A moral "Compass"

Far from exposing children to "the demonic," as some Catholics claim, "The Golden Compass" celebrates independent thinking. As a Catholic, I hope my daughter will see it.

By Mary Elizabeth Williams

Senior Writer

Published December 4, 2007 12:00PM (EST)

This Sunday morning, I will take my eldest daughter, Lucy, nearly 8, to Mass at our church down the street, as I do every week. Afterward, I will drop her off at Sunday school for First Communion preparation. Then, if she desires, I'll take her to see a movie the Catholic League is urging me to boycott, a film based on a series of books the League claims was "written to promote atheism and denigrate Christianity, especially Roman Catholicism."

The run-up to New Line's lavish adaptation of Philip Pullman's "The Golden Compass" has been marked by indignant protest from Christian quarters. The film is based on the first of Pullman's wildly successful, Whitbread and Carnegie award-winning trilogy, a series that makes generous and undeniably negative use of Catholic imagery: In "His Dark Materials," the world is run by the cruel "Magisterium" -- which happens to be the word for the teaching authority of the Catholic Church. A former nun declares, "The Christian religion is a very powerful and convincing mistake." People have animal spirit companions called, provocatively, daemons. And the author kills his God figure.

No wonder some Christians, especially Catholics, feel Pullman is singling out our belief system for scorn. And the people who brought you the Inquisition don't usually take dissent lying down. The Catholic publisher Ignatius Press is currently offering a book on Pullman titled "Pied Piper of Atheism." The Catholic group Family Life Center has posted "An Urgent Warning for Parents" cautioning that after seeing the film, children "will rush out to buy and digest Pullman's God-hating and Catholic-bashing books. Philip Pullman's work is about to bring millions of children into contact with the demonic."

### Data segment
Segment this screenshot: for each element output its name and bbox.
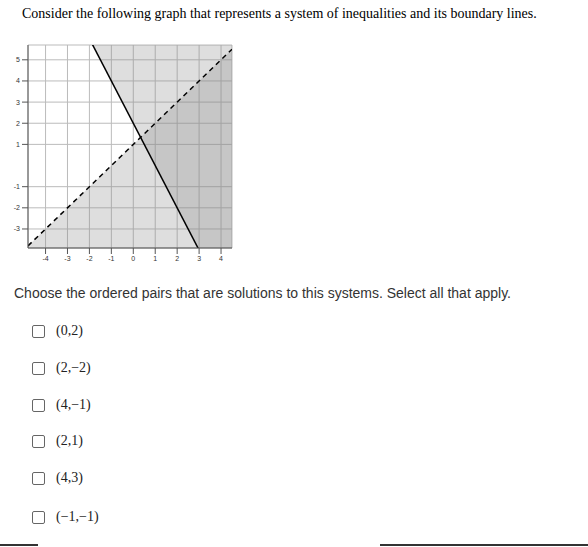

### What to do
**a)** In the article on "The Golden Compass," what is the title of the book about Pullman that Ignatius Press is offering?
**b)** Write out the stretch of the article on "The Golden Compass" from "Far from exposing" through "2007 12:00PM (EST)", changing "independent thinking" to "free inquiry".

### Expected responses
**a)** "Pied Piper of Atheism."

**b)**
Far from exposing children to "the demonic," as some Catholics claim, "The Golden Compass" celebrates free inquiry. As a Catholic, I hope my daughter will see it.

By Mary Elizabeth Williams

Senior Writer

Published December 4, 2007 12:00PM (EST)